— start of ROWS —

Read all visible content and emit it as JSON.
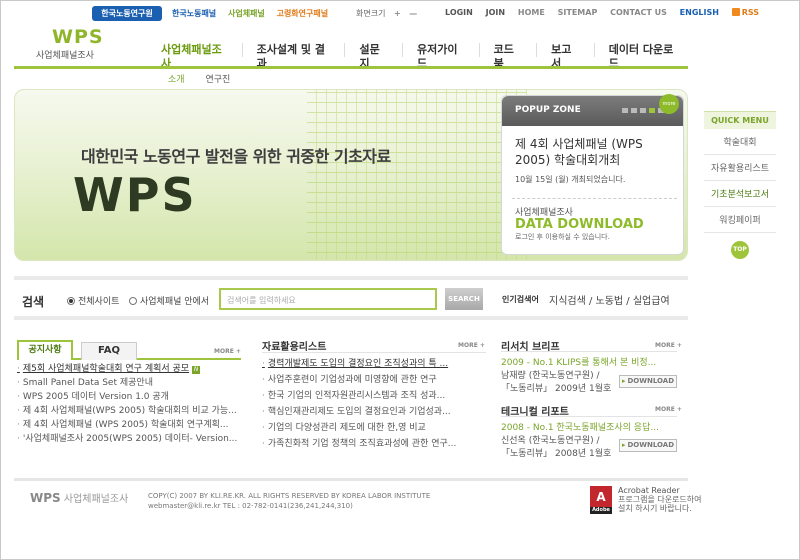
{
  "top": {
    "pill": "한국노동연구원",
    "sites": [
      "한국노동패널",
      "사업체패널",
      "고령화연구패널"
    ],
    "fontsize_label": "화면크기",
    "fontsize_plus": "+",
    "fontsize_minus": "—",
    "util": [
      "LOGIN",
      "JOIN",
      "HOME",
      "SITEMAP",
      "CONTACT US"
    ],
    "english": "ENGLISH",
    "rss": "RSS"
  },
  "logo": {
    "main": "WPS",
    "sub": "사업체패널조사"
  },
  "gnb": [
    "사업체패널조사",
    "조사설계 및 결과",
    "설문지",
    "유저가이드",
    "코드북",
    "보고서",
    "데이터 다운로드"
  ],
  "subnav": [
    "소개",
    "연구진"
  ],
  "banner": {
    "slogan": "대한민국 노동연구 발전을 위한 귀중한 기초자료",
    "big": "WPS",
    "popup": {
      "head": "POPUP ZONE",
      "badge": "more",
      "title": "제 4회 사업체패널 (WPS 2005) 학술대회개최",
      "date": "10월 15일 (월) 개최되었습니다.",
      "dl_small": "사업체패널조사",
      "dl_big": "DATA DOWNLOAD",
      "dl_note": "로그인 후 이용하실 수 있습니다."
    }
  },
  "quick": {
    "title": "QUICK MENU",
    "items": [
      "학술대회",
      "자유활용리스트",
      "기초분석보고서",
      "워킹페이퍼"
    ],
    "top": "TOP"
  },
  "search": {
    "label": "검색",
    "opt1": "전체사이트",
    "opt2": "사업체패널 안에서",
    "placeholder": "검색어를 입력하세요",
    "button": "SEARCH",
    "pop_label": "인기검색어",
    "pop_words": "지식검색 / 노동법 / 실업급여"
  },
  "notice": {
    "tab1": "공지사항",
    "tab2": "FAQ",
    "more": "MORE +",
    "items": [
      "제5회 사업체패널학술대회 연구 계획서 공모",
      "Small Panel Data Set 제공안내",
      "WPS 2005 데이터 Version 1.0 공개",
      "제 4회 사업체패널(WPS 2005) 학술대회의 비교 가능...",
      "제 4회 사업체패널 (WPS 2005) 학술대회 연구계획...",
      "'사업체패널조사 2005(WPS 2005) 데이터- Version..."
    ]
  },
  "library": {
    "title": "자료활용리스트",
    "more": "MORE +",
    "items": [
      "경력개발제도 도입의 결정요인 조직성과의 특 ...",
      "사업주훈련이 기업성과에 미영향에 관한 연구",
      "한국 기업의 인적자원관리시스템과 조직 성과...",
      "핵심인재관리제도 도입의 결정요인과 기업성과...",
      "기업의 다양성관리 제도에 대한 한,영 비교",
      "가족친화적 기업 정책의 조직효과성에 관한 연구..."
    ]
  },
  "research": {
    "title": "리서치 브리프",
    "more": "MORE +",
    "headline": "2009 - No.1 KLIPS를 통해서 본 비정...",
    "author": "남재량 (한국노동연구원) /",
    "source": "「노동리뷰」 2009년 1월호",
    "download": "DOWNLOAD"
  },
  "tech": {
    "title": "테크니컬 리포트",
    "more": "MORE +",
    "headline": "2008 - No.1 한국노동패널조사의 응답...",
    "author": "신선옥 (한국노동연구원) /",
    "source": "「노동리뷰」 2008년 1월호",
    "download": "DOWNLOAD"
  },
  "footer": {
    "logo": "WPS",
    "logo_sub": "사업체패널조사",
    "copy1": "COPY(C) 2007 BY KLI.RE.KR. ALL RIGHTS RESERVED BY KOREA LABOR INSTITUTE",
    "copy2": "webmaster@kli.re.kr  TEL : 02-782-0141(236,241,244,310)",
    "acrobat_title": "Acrobat Reader",
    "acrobat_desc": "프로그램을 다운로드하여 설치 하시기 바랍니다.",
    "acrobat_icon": "Adobe"
  }
}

— end of ROWS —

**PROMPT**.
Output the lines above in full and exactly as given, omitting any pictures.

**OUTPUT BELOW**.
Read all visible content and emit it as JSON.
{
  "top": {
    "pill": "한국노동연구원",
    "sites": [
      "한국노동패널",
      "사업체패널",
      "고령화연구패널"
    ],
    "fontsize_label": "화면크기",
    "fontsize_plus": "+",
    "fontsize_minus": "—",
    "util": [
      "LOGIN",
      "JOIN",
      "HOME",
      "SITEMAP",
      "CONTACT US"
    ],
    "english": "ENGLISH",
    "rss": "RSS"
  },
  "logo": {
    "main": "WPS",
    "sub": "사업체패널조사"
  },
  "gnb": [
    "사업체패널조사",
    "조사설계 및 결과",
    "설문지",
    "유저가이드",
    "코드북",
    "보고서",
    "데이터 다운로드"
  ],
  "subnav": [
    "소개",
    "연구진"
  ],
  "banner": {
    "slogan": "대한민국 노동연구 발전을 위한 귀중한 기초자료",
    "big": "WPS",
    "popup": {
      "head": "POPUP ZONE",
      "badge": "more",
      "title": "제 4회 사업체패널 (WPS 2005) 학술대회개최",
      "date": "10월 15일 (월) 개최되었습니다.",
      "dl_small": "사업체패널조사",
      "dl_big": "DATA DOWNLOAD",
      "dl_note": "로그인 후 이용하실 수 있습니다."
    }
  },
  "quick": {
    "title": "QUICK MENU",
    "items": [
      "학술대회",
      "자유활용리스트",
      "기초분석보고서",
      "워킹페이퍼"
    ],
    "top": "TOP"
  },
  "search": {
    "label": "검색",
    "opt1": "전체사이트",
    "opt2": "사업체패널 안에서",
    "placeholder": "검색어를 입력하세요",
    "button": "SEARCH",
    "pop_label": "인기검색어",
    "pop_words": "지식검색 / 노동법 / 실업급여"
  },
  "notice": {
    "tab1": "공지사항",
    "tab2": "FAQ",
    "more": "MORE +",
    "items": [
      "제5회 사업체패널학술대회 연구 계획서 공모",
      "Small Panel Data Set 제공안내",
      "WPS 2005 데이터 Version 1.0 공개",
      "제 4회 사업체패널(WPS 2005) 학술대회의 비교 가능...",
      "제 4회 사업체패널 (WPS 2005) 학술대회 연구계획...",
      "'사업체패널조사 2005(WPS 2005) 데이터- Version..."
    ]
  },
  "library": {
    "title": "자료활용리스트",
    "more": "MORE +",
    "items": [
      "경력개발제도 도입의 결정요인 조직성과의 특 ...",
      "사업주훈련이 기업성과에 미영향에 관한 연구",
      "한국 기업의 인적자원관리시스템과 조직 성과...",
      "핵심인재관리제도 도입의 결정요인과 기업성과...",
      "기업의 다양성관리 제도에 대한 한,영 비교",
      "가족친화적 기업 정책의 조직효과성에 관한 연구..."
    ]
  },
  "research": {
    "title": "리서치 브리프",
    "more": "MORE +",
    "headline": "2009 - No.1 KLIPS를 통해서 본 비정...",
    "author": "남재량 (한국노동연구원) /",
    "source": "「노동리뷰」 2009년 1월호",
    "download": "DOWNLOAD"
  },
  "tech": {
    "title": "테크니컬 리포트",
    "more": "MORE +",
    "headline": "2008 - No.1 한국노동패널조사의 응답...",
    "author": "신선옥 (한국노동연구원) /",
    "source": "「노동리뷰」 2008년 1월호",
    "download": "DOWNLOAD"
  },
  "footer": {
    "logo": "WPS",
    "logo_sub": "사업체패널조사",
    "copy1": "COPY(C) 2007 BY KLI.RE.KR. ALL RIGHTS RESERVED BY KOREA LABOR INSTITUTE",
    "copy2": "webmaster@kli.re.kr  TEL : 02-782-0141(236,241,244,310)",
    "acrobat_title": "Acrobat Reader",
    "acrobat_desc": "프로그램을 다운로드하여 설치 하시기 바랍니다.",
    "acrobat_icon": "Adobe"
  }
}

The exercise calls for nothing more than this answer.